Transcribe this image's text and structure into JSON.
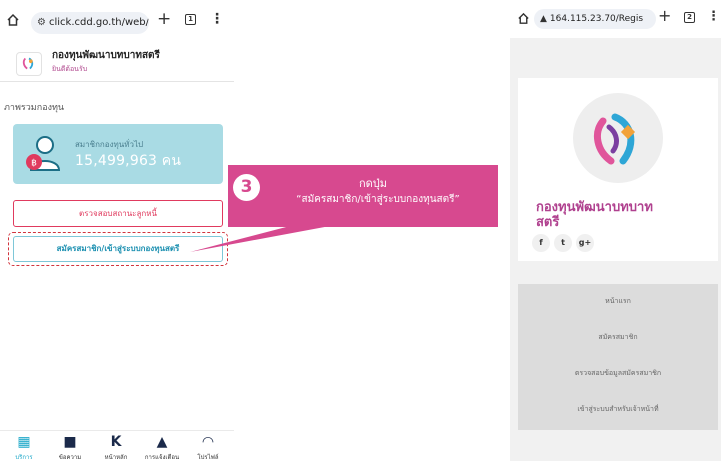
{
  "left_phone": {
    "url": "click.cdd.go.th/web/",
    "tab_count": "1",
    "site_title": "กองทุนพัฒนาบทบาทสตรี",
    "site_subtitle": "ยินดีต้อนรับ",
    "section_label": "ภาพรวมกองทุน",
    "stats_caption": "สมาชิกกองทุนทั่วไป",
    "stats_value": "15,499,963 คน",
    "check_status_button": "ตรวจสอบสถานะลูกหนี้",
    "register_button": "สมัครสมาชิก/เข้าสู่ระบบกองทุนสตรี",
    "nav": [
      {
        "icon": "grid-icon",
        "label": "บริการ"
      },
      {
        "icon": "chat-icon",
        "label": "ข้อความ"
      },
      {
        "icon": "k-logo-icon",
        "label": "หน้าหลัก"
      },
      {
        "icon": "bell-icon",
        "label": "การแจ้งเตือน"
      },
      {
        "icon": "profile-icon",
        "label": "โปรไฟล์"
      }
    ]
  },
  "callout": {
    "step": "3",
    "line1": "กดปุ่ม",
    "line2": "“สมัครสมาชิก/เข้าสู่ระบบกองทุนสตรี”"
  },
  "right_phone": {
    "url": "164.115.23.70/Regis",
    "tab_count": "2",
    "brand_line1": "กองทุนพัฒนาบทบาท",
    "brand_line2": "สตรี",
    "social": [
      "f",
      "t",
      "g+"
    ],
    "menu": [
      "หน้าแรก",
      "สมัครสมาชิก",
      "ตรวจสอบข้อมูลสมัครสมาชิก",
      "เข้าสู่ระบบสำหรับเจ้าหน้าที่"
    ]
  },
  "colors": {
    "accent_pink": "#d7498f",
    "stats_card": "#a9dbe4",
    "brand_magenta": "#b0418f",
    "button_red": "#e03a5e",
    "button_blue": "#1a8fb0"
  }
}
==
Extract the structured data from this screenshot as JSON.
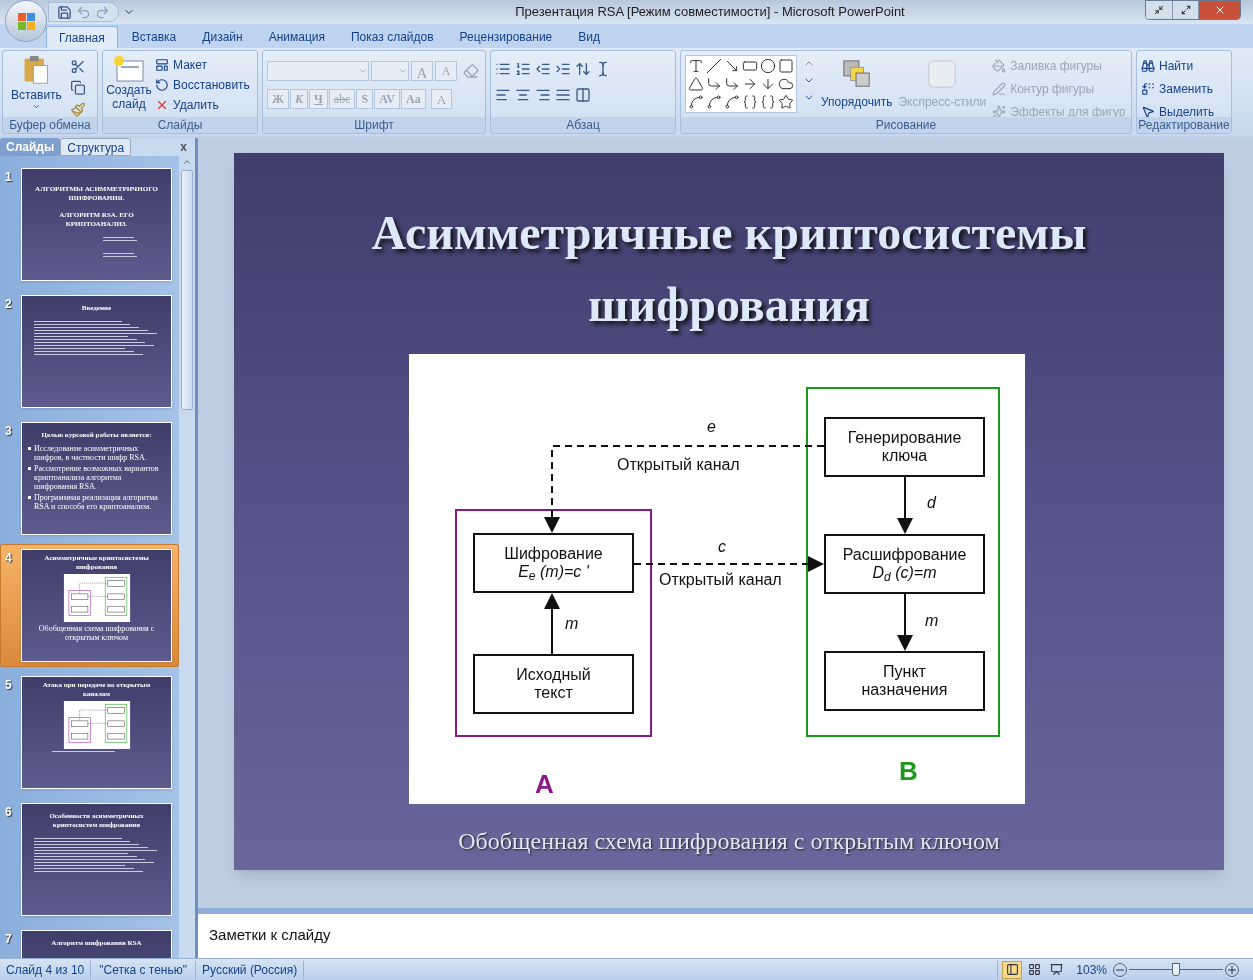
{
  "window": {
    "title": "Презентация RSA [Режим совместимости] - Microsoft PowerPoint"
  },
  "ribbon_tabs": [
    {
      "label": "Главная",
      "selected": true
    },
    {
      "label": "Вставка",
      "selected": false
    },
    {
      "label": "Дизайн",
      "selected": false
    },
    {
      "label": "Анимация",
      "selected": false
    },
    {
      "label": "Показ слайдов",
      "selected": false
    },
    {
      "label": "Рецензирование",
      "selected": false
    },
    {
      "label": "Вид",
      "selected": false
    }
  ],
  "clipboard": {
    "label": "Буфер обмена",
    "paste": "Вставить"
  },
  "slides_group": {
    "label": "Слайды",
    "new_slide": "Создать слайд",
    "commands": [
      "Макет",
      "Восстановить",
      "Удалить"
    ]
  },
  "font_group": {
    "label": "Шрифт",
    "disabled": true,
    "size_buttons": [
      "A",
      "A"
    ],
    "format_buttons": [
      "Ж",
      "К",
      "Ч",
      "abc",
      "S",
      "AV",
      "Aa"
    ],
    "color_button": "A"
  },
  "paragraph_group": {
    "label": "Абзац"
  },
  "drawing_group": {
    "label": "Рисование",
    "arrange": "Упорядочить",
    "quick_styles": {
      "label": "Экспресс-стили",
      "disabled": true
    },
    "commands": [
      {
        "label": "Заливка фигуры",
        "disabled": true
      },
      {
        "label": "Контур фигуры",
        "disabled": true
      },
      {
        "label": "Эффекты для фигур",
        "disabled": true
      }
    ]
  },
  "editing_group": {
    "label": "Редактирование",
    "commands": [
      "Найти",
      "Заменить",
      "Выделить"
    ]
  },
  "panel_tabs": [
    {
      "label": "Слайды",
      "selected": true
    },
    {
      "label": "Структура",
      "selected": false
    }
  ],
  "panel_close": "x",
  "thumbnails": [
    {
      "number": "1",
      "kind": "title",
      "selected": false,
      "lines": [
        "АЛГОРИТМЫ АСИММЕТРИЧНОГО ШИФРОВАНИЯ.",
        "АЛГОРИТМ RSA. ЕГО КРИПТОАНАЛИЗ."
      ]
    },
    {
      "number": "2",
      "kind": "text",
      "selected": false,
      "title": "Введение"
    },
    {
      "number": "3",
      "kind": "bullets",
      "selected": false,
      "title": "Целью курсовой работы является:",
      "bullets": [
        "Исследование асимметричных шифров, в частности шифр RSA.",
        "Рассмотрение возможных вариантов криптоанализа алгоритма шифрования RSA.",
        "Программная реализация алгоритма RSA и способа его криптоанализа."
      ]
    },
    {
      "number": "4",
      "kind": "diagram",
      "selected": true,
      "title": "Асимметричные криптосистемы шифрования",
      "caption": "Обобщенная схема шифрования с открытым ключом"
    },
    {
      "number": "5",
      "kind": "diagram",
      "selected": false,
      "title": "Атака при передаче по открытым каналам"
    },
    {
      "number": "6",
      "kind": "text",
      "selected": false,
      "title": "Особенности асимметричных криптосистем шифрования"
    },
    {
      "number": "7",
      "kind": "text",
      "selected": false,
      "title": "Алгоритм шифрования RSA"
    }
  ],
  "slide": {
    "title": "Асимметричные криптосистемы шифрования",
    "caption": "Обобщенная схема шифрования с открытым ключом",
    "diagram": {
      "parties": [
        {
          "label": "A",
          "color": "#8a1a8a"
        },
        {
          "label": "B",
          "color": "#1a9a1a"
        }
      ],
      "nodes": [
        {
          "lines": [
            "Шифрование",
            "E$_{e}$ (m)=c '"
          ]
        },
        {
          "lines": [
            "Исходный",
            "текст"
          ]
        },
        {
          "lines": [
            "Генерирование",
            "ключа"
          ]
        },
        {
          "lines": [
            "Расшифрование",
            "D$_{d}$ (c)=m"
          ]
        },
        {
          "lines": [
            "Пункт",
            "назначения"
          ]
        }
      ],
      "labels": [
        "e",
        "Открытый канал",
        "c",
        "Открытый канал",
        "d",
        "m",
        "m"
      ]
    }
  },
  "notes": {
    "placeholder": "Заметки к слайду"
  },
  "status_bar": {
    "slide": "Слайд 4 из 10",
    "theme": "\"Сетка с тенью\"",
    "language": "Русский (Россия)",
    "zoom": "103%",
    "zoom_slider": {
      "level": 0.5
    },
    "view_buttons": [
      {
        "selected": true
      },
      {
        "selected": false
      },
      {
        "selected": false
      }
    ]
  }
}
--
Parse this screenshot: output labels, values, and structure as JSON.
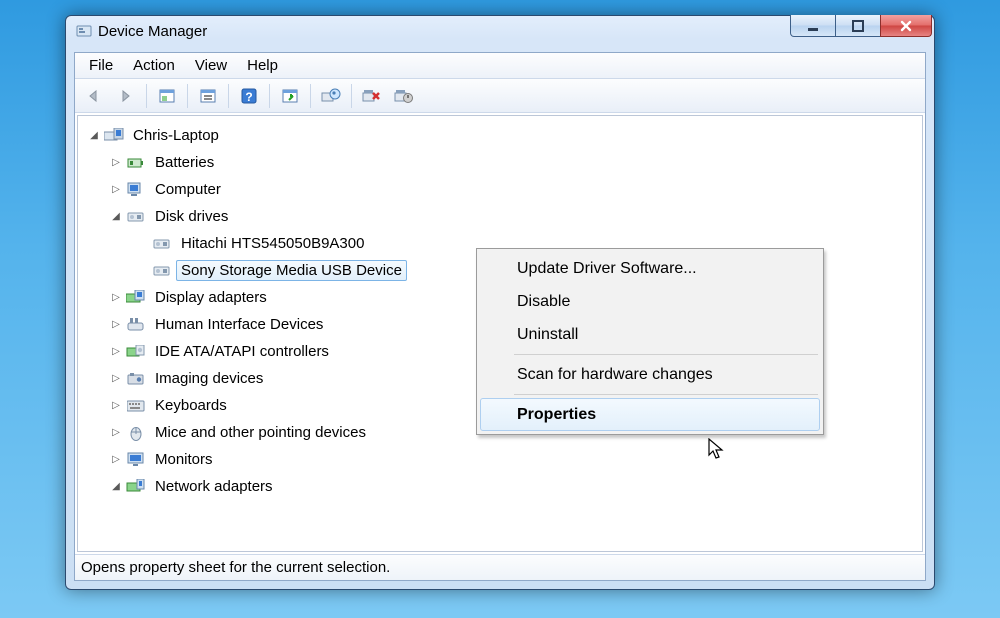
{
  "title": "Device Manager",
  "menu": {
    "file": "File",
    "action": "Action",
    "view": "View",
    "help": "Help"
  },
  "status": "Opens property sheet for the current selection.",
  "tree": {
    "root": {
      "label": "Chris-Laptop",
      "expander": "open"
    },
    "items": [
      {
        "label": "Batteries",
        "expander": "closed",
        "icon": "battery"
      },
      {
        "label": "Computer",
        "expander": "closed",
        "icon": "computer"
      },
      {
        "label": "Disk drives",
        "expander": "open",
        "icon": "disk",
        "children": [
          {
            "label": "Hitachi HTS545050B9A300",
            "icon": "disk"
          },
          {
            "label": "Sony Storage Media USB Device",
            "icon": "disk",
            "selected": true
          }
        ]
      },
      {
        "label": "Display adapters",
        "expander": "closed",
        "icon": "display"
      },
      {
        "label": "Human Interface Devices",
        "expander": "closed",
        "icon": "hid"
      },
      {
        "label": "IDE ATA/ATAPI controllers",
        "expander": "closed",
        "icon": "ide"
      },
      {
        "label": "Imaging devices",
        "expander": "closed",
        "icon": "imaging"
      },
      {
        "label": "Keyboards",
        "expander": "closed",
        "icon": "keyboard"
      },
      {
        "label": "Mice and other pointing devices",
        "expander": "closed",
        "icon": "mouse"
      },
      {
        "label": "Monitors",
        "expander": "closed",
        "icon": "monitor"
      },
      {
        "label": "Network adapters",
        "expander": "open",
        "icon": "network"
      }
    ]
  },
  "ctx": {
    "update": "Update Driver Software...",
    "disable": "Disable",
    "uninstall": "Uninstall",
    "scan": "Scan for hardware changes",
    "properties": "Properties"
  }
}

▶ [WHAT IS EXPECTED] Review the material and copy each line in which the word "true" appears.

▶ [OUTPUT FOR THIS EXERCISE]
      "selected": true
    "disabled": true,
      "disabled": true
        "disabled": true
        "disabled": true
        "disabled": true
      "selected": true
      "selected": true,
        "selected": true
            "selected": true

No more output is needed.